GIVEN DATA:
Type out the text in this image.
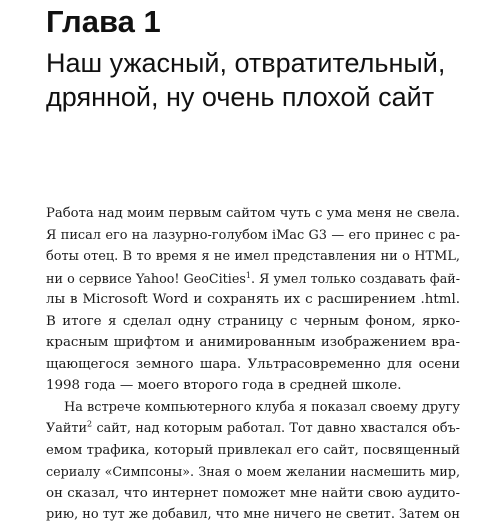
Глава 1
Наш ужасный, отвратительный,
дрянной, ну очень плохой сайт
Работа над моим первым сайтом чуть с ума меня не свела.
Я писал его на лазурно-голубом iMac G3 — его принес с ра-
боты отец. В то время я не имел представления ни о HTML,
ни о сервисе Yahoo! GeoCities$^1$. Я умел только создавать фай-
лы в Microsoft Word и сохранять их с расширением .html.
В итоге я сделал одну страницу с черным фоном, ярко-
красным шрифтом и анимированным изображением вра-
щающегося земного шара. Ультрасовременно для осени
1998 года — моего второго года в средней школе.
На встрече компьютерного клуба я показал своему другу
Уайти$^2$ сайт, над которым работал. Тот давно хвастался объ-
емом трафика, который привлекал его сайт, посвященный
сериалу «Симпсоны». Зная о моем желании насмешить мир,
он сказал, что интернет поможет мне найти свою аудито-
рию, но тут же добавил, что мне ничего не светит. Затем он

WORK REQUIRED: The records above need to be restated word for word, with the pictures left out.

FINAL RESULT:
Type out the text in this image.
Глава 1
Наш ужасный, отвратительный,
дрянной, ну очень плохой сайт
Работа над моим первым сайтом чуть с ума меня не свела.
Я писал его на лазурно-голубом iMac G3 — его принес с ра-
боты отец. В то время я не имел представления ни о HTML,
ни о сервисе Yahoo! GeoCities$^1$. Я умел только создавать фай-
лы в Microsoft Word и сохранять их с расширением .html.
В итоге я сделал одну страницу с черным фоном, ярко-
красным шрифтом и анимированным изображением вра-
щающегося земного шара. Ультрасовременно для осени
1998 года — моего второго года в средней школе.
На встрече компьютерного клуба я показал своему другу
Уайти$^2$ сайт, над которым работал. Тот давно хвастался объ-
емом трафика, который привлекал его сайт, посвященный
сериалу «Симпсоны». Зная о моем желании насмешить мир,
он сказал, что интернет поможет мне найти свою аудито-
рию, но тут же добавил, что мне ничего не светит. Затем он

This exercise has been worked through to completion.